• _Exercise description_
Quote every line of the material below word for word, leaving out the pictures.

• _Listings of boxed layout items_
╭──

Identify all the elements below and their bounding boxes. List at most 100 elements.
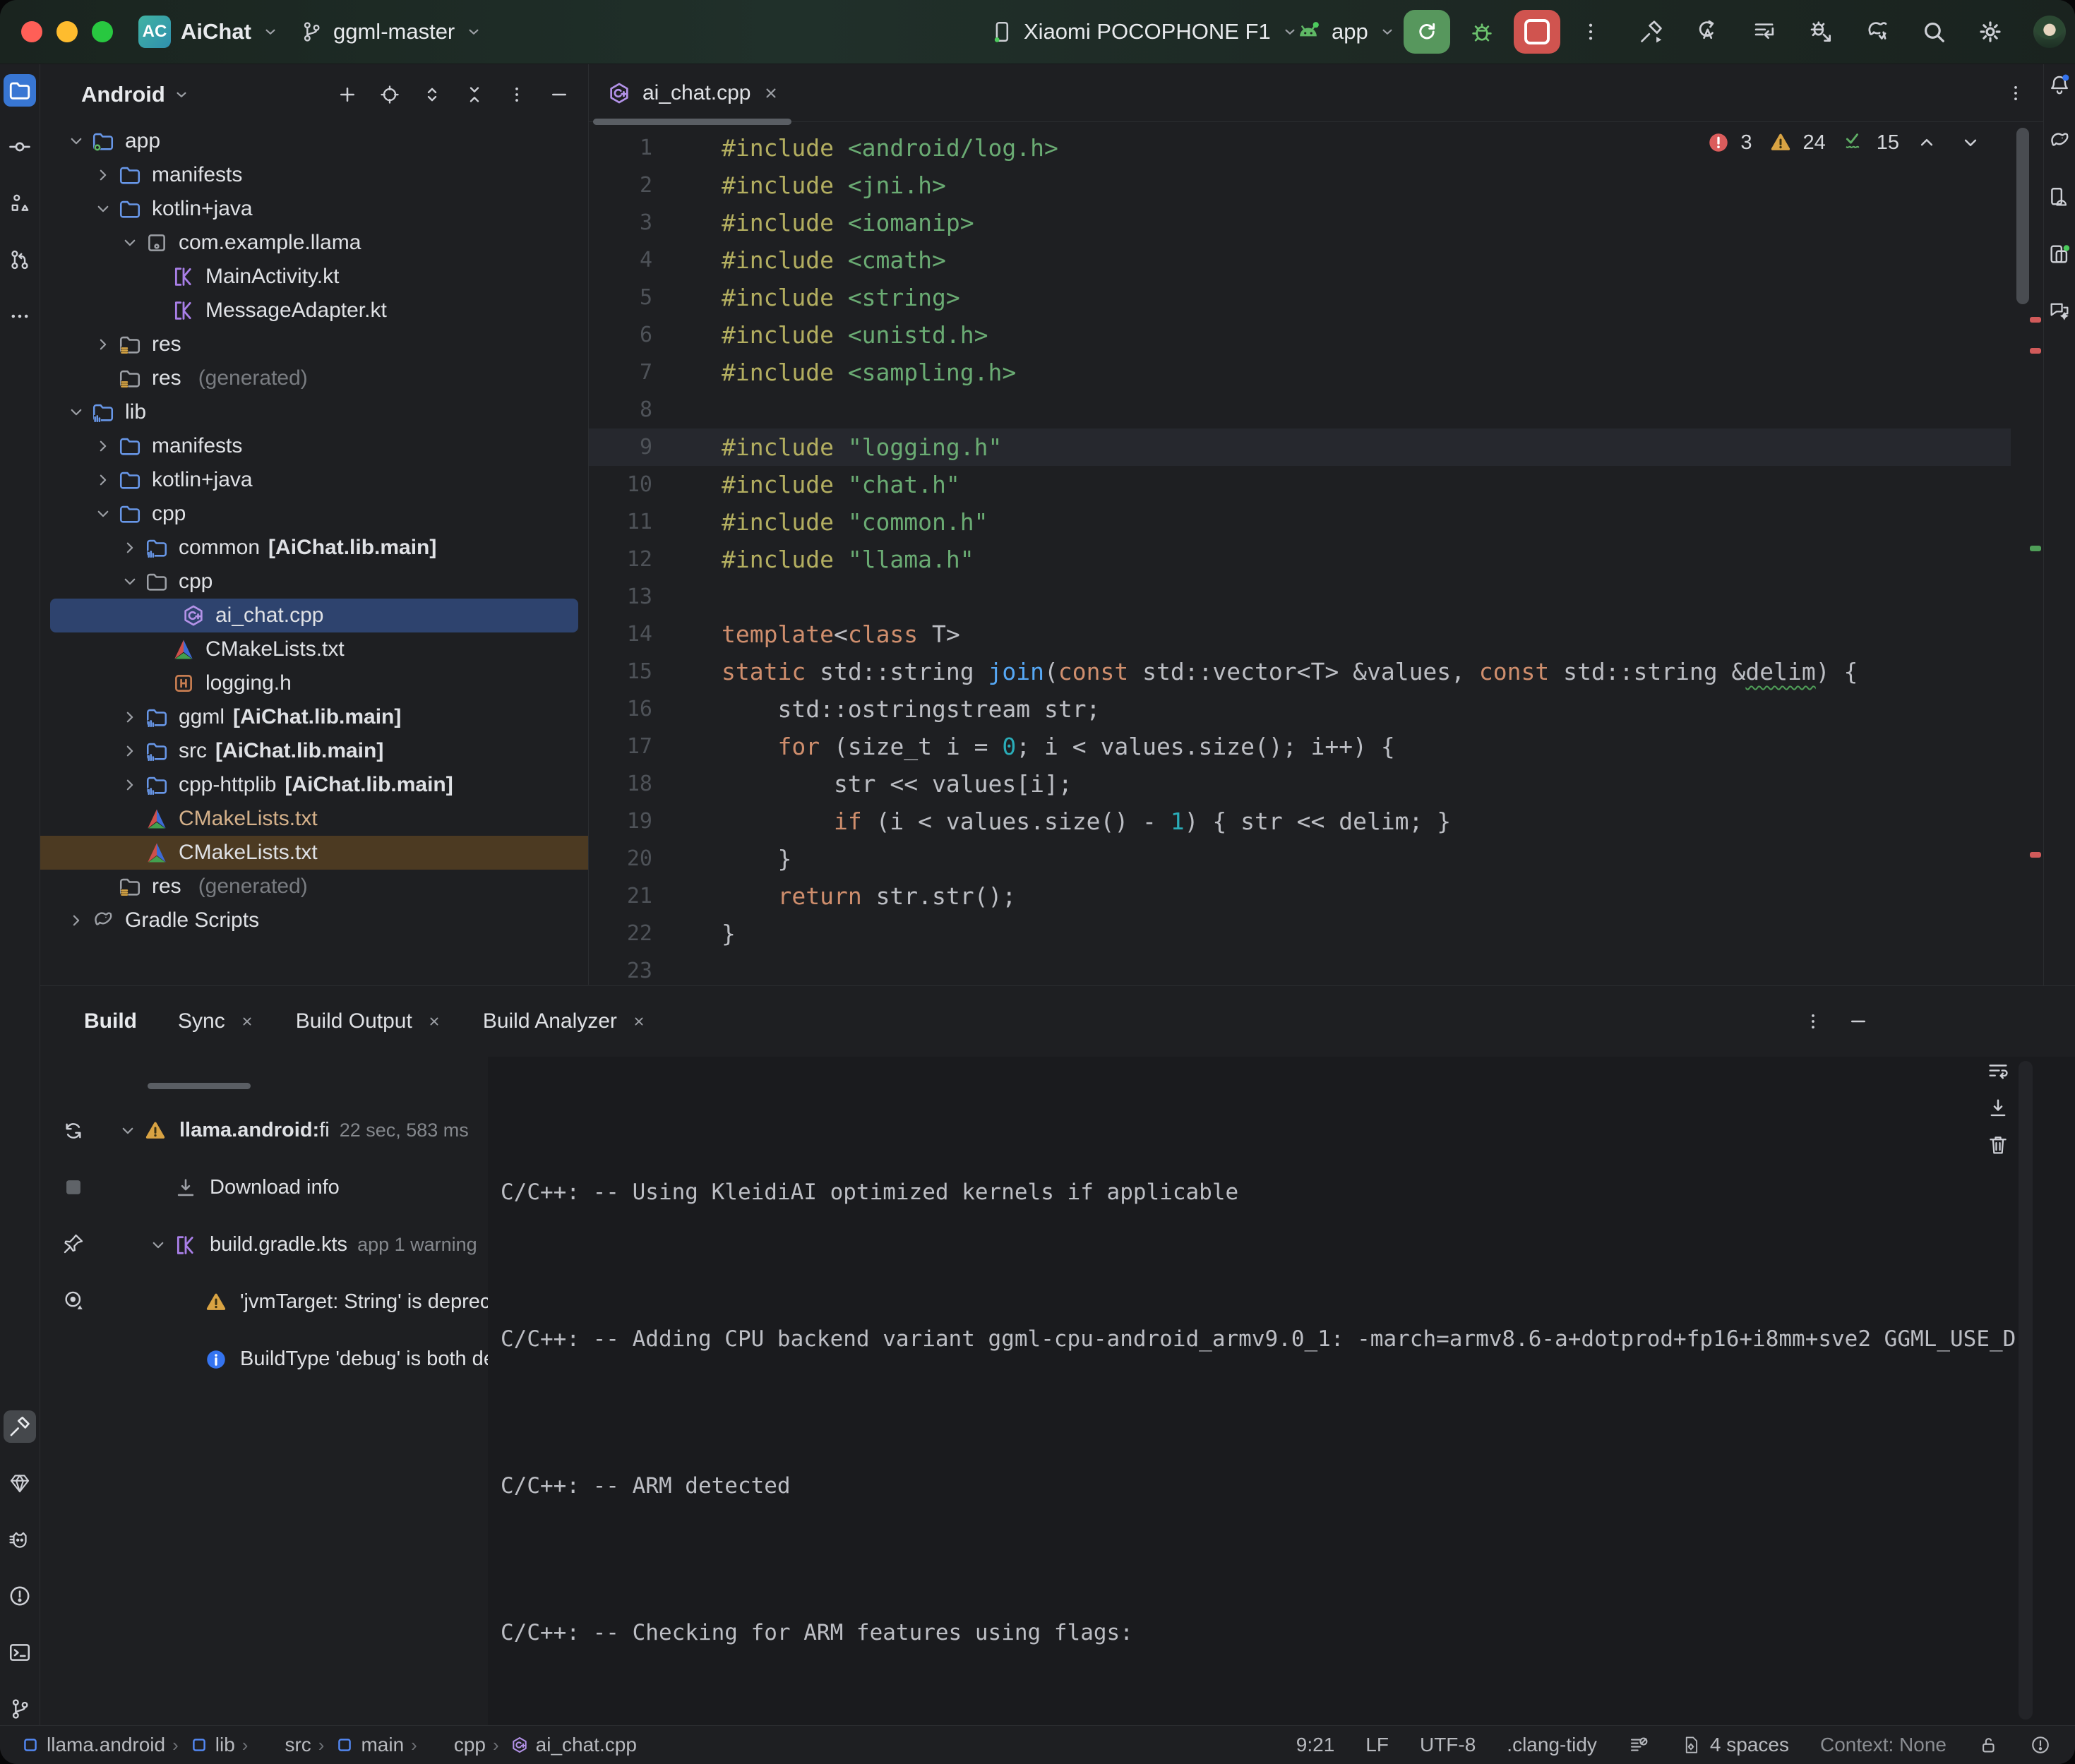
chevron-icon[interactable] [90, 365, 116, 392]
inspections-status-icon[interactable] [2030, 1734, 2051, 1756]
context-widget[interactable]: Context: None [1820, 1734, 1947, 1756]
gradle-tool-button[interactable] [2047, 129, 2071, 153]
attach-debugger-button[interactable] [1807, 18, 1834, 45]
device-selector[interactable]: Xiaomi POCOPHONE F1 [990, 0, 1299, 64]
chevron-icon[interactable] [90, 873, 116, 900]
tree-row[interactable]: ai_chat.cpp [50, 599, 578, 632]
filter-button[interactable] [61, 1288, 85, 1312]
chevron-down-icon[interactable] [63, 399, 90, 426]
tree-row[interactable]: Gradle Scripts [40, 904, 588, 937]
chevron-down-icon[interactable] [144, 1231, 172, 1259]
chevron-icon[interactable] [144, 1174, 172, 1201]
chevron-right-icon[interactable] [116, 534, 143, 561]
logcat-tool-button[interactable] [4, 1523, 36, 1556]
tree-row[interactable]: res (generated) [40, 870, 588, 904]
chevron-down-icon[interactable] [90, 500, 116, 527]
project-view-mode[interactable]: Android [81, 82, 165, 107]
formatter-off-icon[interactable] [1628, 1734, 1649, 1756]
code-line[interactable]: 14 template<class T> [589, 616, 2011, 653]
editor-tab[interactable]: ai_chat.cpp [589, 64, 799, 121]
structure-tool-button[interactable] [4, 187, 36, 220]
chevron-right-icon[interactable] [116, 772, 143, 798]
chevron-icon[interactable] [143, 636, 170, 663]
chevron-right-icon[interactable] [90, 331, 116, 358]
dependencies-tool-button[interactable] [4, 1467, 36, 1499]
tab-options-button[interactable] [2005, 83, 2026, 104]
tree-row[interactable]: cpp [40, 497, 588, 531]
close-tab-icon[interactable] [426, 1014, 442, 1029]
tree-row[interactable]: com.example.llama [40, 226, 588, 260]
tree-row[interactable]: kotlin+java [40, 192, 588, 226]
scroll-to-end-button[interactable] [1986, 1096, 2010, 1120]
tree-row[interactable]: kotlin+java [40, 463, 588, 497]
terminal-tool-button[interactable] [4, 1636, 36, 1669]
add-button[interactable] [337, 84, 358, 105]
gemini-chat-button[interactable] [2047, 299, 2071, 323]
debug-button[interactable] [1469, 18, 1495, 45]
code-line[interactable]: 21 return str.str(); [589, 877, 2011, 915]
pin-tab-button[interactable] [61, 1232, 85, 1256]
lock-icon[interactable] [1978, 1734, 1999, 1756]
settings-button[interactable] [1977, 18, 2004, 45]
minimize-window-button[interactable] [56, 21, 78, 42]
rerun-sync-button[interactable] [61, 1119, 85, 1143]
clang-tidy-widget[interactable]: .clang-tidy [1507, 1734, 1597, 1756]
more-actions-button[interactable] [1579, 20, 1603, 44]
build-tree-row[interactable]: BuildType 'debug' is both de [107, 1331, 488, 1388]
code-line[interactable]: 7 #include <sampling.h> [589, 354, 2011, 391]
caret-position[interactable]: 9:21 [1296, 1734, 1335, 1756]
code-line[interactable]: 5 #include <string> [589, 279, 2011, 316]
console-scrollbar[interactable] [2019, 1061, 2033, 1720]
code-line[interactable]: 8 [589, 391, 2011, 428]
editor-scrollbar[interactable] [2016, 128, 2029, 304]
problems-tool-button[interactable] [4, 1580, 36, 1612]
tree-row[interactable]: MainActivity.kt [40, 260, 588, 294]
stop-sync-button[interactable] [61, 1175, 85, 1199]
indent-widget[interactable]: 4 spaces [1680, 1734, 1789, 1756]
code-line[interactable]: 13 [589, 578, 2011, 616]
chevron-right-icon[interactable] [90, 467, 116, 493]
build-tree-row[interactable]: llama.android: fi 22 sec, 583 ms [107, 1102, 488, 1159]
user-avatar[interactable] [2033, 16, 2066, 48]
previous-issue-button[interactable] [1916, 132, 1937, 153]
pull-requests-tool-button[interactable] [4, 244, 36, 276]
code-editor[interactable]: 1 #include <android/log.h> 2 #include <j… [589, 122, 2043, 985]
tree-row[interactable]: res (generated) [40, 361, 588, 395]
collapse-all-button[interactable] [464, 84, 485, 105]
code-line[interactable]: 10 #include "chat.h" [589, 466, 2011, 503]
inspections-widget[interactable]: 3 24 15 [1706, 131, 1981, 155]
notifications-button[interactable] [2047, 73, 2071, 97]
tree-row[interactable]: app [40, 124, 588, 158]
code-line[interactable]: 22 } [589, 915, 2011, 952]
panel-options-button[interactable] [506, 84, 527, 105]
zoom-window-button[interactable] [92, 21, 113, 42]
expand-all-button[interactable] [421, 84, 443, 105]
task-list-button[interactable] [1751, 18, 1778, 45]
code-line[interactable]: 11 #include "common.h" [589, 503, 2011, 541]
tree-row[interactable]: src [AiChat.lib.main] [40, 734, 588, 768]
running-devices-button[interactable] [2047, 242, 2071, 266]
chevron-down-icon[interactable] [63, 128, 90, 155]
error-stripe-mark[interactable] [2030, 348, 2041, 354]
chevron-down-icon[interactable] [116, 568, 143, 595]
tree-row[interactable]: CMakeLists.txt [40, 836, 588, 870]
code-line[interactable]: 17 for (size_t i = 0; i < values.size();… [589, 728, 2011, 765]
error-stripe-mark[interactable] [2030, 317, 2041, 323]
stripe-mark-green[interactable] [2030, 546, 2041, 551]
tree-row[interactable]: MessageAdapter.kt [40, 294, 588, 328]
breadcrumb-item[interactable]: llama.android › [21, 1734, 179, 1756]
project-widget[interactable]: AC AiChat [138, 0, 280, 64]
tree-row[interactable]: manifests [40, 158, 588, 192]
build-tool-button[interactable] [4, 1410, 36, 1443]
tree-row[interactable]: common [AiChat.lib.main] [40, 531, 588, 565]
build-tree-row[interactable]: 'jvmTarget: String' is deprec [107, 1273, 488, 1331]
code-line[interactable]: 19 if (i < values.size() - 1) { str << d… [589, 803, 2011, 840]
code-line[interactable]: 4 #include <cmath> [589, 241, 2011, 279]
tree-row[interactable]: ggml [AiChat.lib.main] [40, 700, 588, 734]
code-line[interactable]: 2 #include <jni.h> [589, 167, 2011, 204]
line-separator[interactable]: LF [1365, 1734, 1389, 1756]
breadcrumb-item[interactable]: lib › [190, 1734, 249, 1756]
code-line[interactable]: 16 std::ostringstream str; [589, 690, 2011, 728]
code-line[interactable]: 20 } [589, 840, 2011, 877]
search-everywhere-button[interactable] [1920, 18, 1947, 45]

╰──

• _The output_
Identify all the elements below and their bounding boxes. List at most 100 elements.
chevron-icon[interactable] [90, 365, 116, 392]
inspections-status-icon[interactable] [2030, 1734, 2051, 1756]
context-widget[interactable]: Context: None [1820, 1734, 1947, 1756]
gradle-tool-button[interactable] [2047, 129, 2071, 153]
attach-debugger-button[interactable] [1807, 18, 1834, 45]
device-selector[interactable]: Xiaomi POCOPHONE F1 [990, 0, 1299, 64]
chevron-icon[interactable] [90, 873, 116, 900]
tree-row[interactable]: ai_chat.cpp [50, 599, 578, 632]
filter-button[interactable] [61, 1288, 85, 1312]
chevron-down-icon[interactable] [63, 399, 90, 426]
tree-row[interactable]: Gradle Scripts [40, 904, 588, 937]
chevron-down-icon[interactable] [144, 1231, 172, 1259]
chevron-icon[interactable] [144, 1174, 172, 1201]
chevron-right-icon[interactable] [116, 534, 143, 561]
logcat-tool-button[interactable] [4, 1523, 36, 1556]
tree-row[interactable]: res (generated) [40, 870, 588, 904]
chevron-down-icon[interactable] [90, 500, 116, 527]
project-view-mode[interactable]: Android [81, 82, 165, 107]
formatter-off-icon[interactable] [1628, 1734, 1649, 1756]
code-line[interactable]: 14 template<class T> [589, 616, 2011, 653]
editor-tab[interactable]: ai_chat.cpp [589, 64, 799, 121]
structure-tool-button[interactable] [4, 187, 36, 220]
chevron-right-icon[interactable] [116, 772, 143, 798]
chevron-icon[interactable] [143, 636, 170, 663]
chevron-right-icon[interactable] [90, 331, 116, 358]
dependencies-tool-button[interactable] [4, 1467, 36, 1499]
tab-options-button[interactable] [2005, 83, 2026, 104]
tree-row[interactable]: cpp [40, 497, 588, 531]
close-tab-icon[interactable] [426, 1014, 442, 1029]
tree-row[interactable]: com.example.llama [40, 226, 588, 260]
tree-row[interactable]: kotlin+java [40, 192, 588, 226]
scroll-to-end-button[interactable] [1986, 1096, 2010, 1120]
tree-row[interactable]: kotlin+java [40, 463, 588, 497]
terminal-tool-button[interactable] [4, 1636, 36, 1669]
add-button[interactable] [337, 84, 358, 105]
gemini-chat-button[interactable] [2047, 299, 2071, 323]
debug-button[interactable] [1469, 18, 1495, 45]
code-line[interactable]: 21 return str.str(); [589, 877, 2011, 915]
pin-tab-button[interactable] [61, 1232, 85, 1256]
lock-icon[interactable] [1978, 1734, 1999, 1756]
settings-button[interactable] [1977, 18, 2004, 45]
minimize-window-button[interactable] [56, 21, 78, 42]
rerun-sync-button[interactable] [61, 1119, 85, 1143]
clang-tidy-widget[interactable]: .clang-tidy [1507, 1734, 1597, 1756]
more-actions-button[interactable] [1579, 20, 1603, 44]
build-tree-row[interactable]: BuildType 'debug' is both de [107, 1331, 488, 1388]
code-line[interactable]: 7 #include <sampling.h> [589, 354, 2011, 391]
caret-position[interactable]: 9:21 [1296, 1734, 1335, 1756]
code-line[interactable]: 5 #include <string> [589, 279, 2011, 316]
console-scrollbar[interactable] [2019, 1061, 2033, 1720]
code-line[interactable]: 8 [589, 391, 2011, 428]
editor-scrollbar[interactable] [2016, 128, 2029, 304]
problems-tool-button[interactable] [4, 1580, 36, 1612]
tree-row[interactable]: MainActivity.kt [40, 260, 588, 294]
stop-sync-button[interactable] [61, 1175, 85, 1199]
indent-widget[interactable]: 4 spaces [1680, 1734, 1789, 1756]
code-line[interactable]: 13 [589, 578, 2011, 616]
chevron-right-icon[interactable] [90, 467, 116, 493]
build-tree-row[interactable]: llama.android: fi 22 sec, 583 ms [107, 1102, 488, 1159]
user-avatar[interactable] [2033, 16, 2066, 48]
previous-issue-button[interactable] [1916, 132, 1937, 153]
pull-requests-tool-button[interactable] [4, 244, 36, 276]
code-editor[interactable]: 1 #include <android/log.h> 2 #include <j… [589, 122, 2043, 985]
tree-row[interactable]: res (generated) [40, 361, 588, 395]
collapse-all-button[interactable] [464, 84, 485, 105]
code-line[interactable]: 10 #include "chat.h" [589, 466, 2011, 503]
inspections-widget[interactable]: 3 24 15 [1706, 131, 1981, 155]
notifications-button[interactable] [2047, 73, 2071, 97]
tree-row[interactable]: app [40, 124, 588, 158]
code-line[interactable]: 22 } [589, 915, 2011, 952]
panel-options-button[interactable] [506, 84, 527, 105]
zoom-window-button[interactable] [92, 21, 113, 42]
expand-all-button[interactable] [421, 84, 443, 105]
task-list-button[interactable] [1751, 18, 1778, 45]
code-line[interactable]: 11 #include "common.h" [589, 503, 2011, 541]
tree-row[interactable]: src [AiChat.lib.main] [40, 734, 588, 768]
running-devices-button[interactable] [2047, 242, 2071, 266]
chevron-down-icon[interactable] [63, 128, 90, 155]
error-stripe-mark[interactable] [2030, 348, 2041, 354]
chevron-down-icon[interactable] [116, 568, 143, 595]
tree-row[interactable]: CMakeLists.txt [40, 836, 588, 870]
code-line[interactable]: 17 for (size_t i = 0; i < values.size();… [589, 728, 2011, 765]
error-stripe-mark[interactable] [2030, 317, 2041, 323]
stripe-mark-green[interactable] [2030, 546, 2041, 551]
tree-row[interactable]: MessageAdapter.kt [40, 294, 588, 328]
breadcrumb-item[interactable]: llama.android › [21, 1734, 179, 1756]
project-widget[interactable]: AC AiChat [138, 0, 280, 64]
tree-row[interactable]: manifests [40, 158, 588, 192]
build-tool-button[interactable] [4, 1410, 36, 1443]
tree-row[interactable]: common [AiChat.lib.main] [40, 531, 588, 565]
build-tree-row[interactable]: 'jvmTarget: String' is deprec [107, 1273, 488, 1331]
code-line[interactable]: 19 if (i < values.size() - 1) { str << d… [589, 803, 2011, 840]
code-line[interactable]: 4 #include <cmath> [589, 241, 2011, 279]
tree-row[interactable]: ggml [AiChat.lib.main] [40, 700, 588, 734]
code-line[interactable]: 2 #include <jni.h> [589, 167, 2011, 204]
line-separator[interactable]: LF [1365, 1734, 1389, 1756]
breadcrumb-item[interactable]: lib › [190, 1734, 249, 1756]
code-line[interactable]: 16 std::ostringstream str; [589, 690, 2011, 728]
code-line[interactable]: 20 } [589, 840, 2011, 877]
search-everywhere-button[interactable] [1920, 18, 1947, 45]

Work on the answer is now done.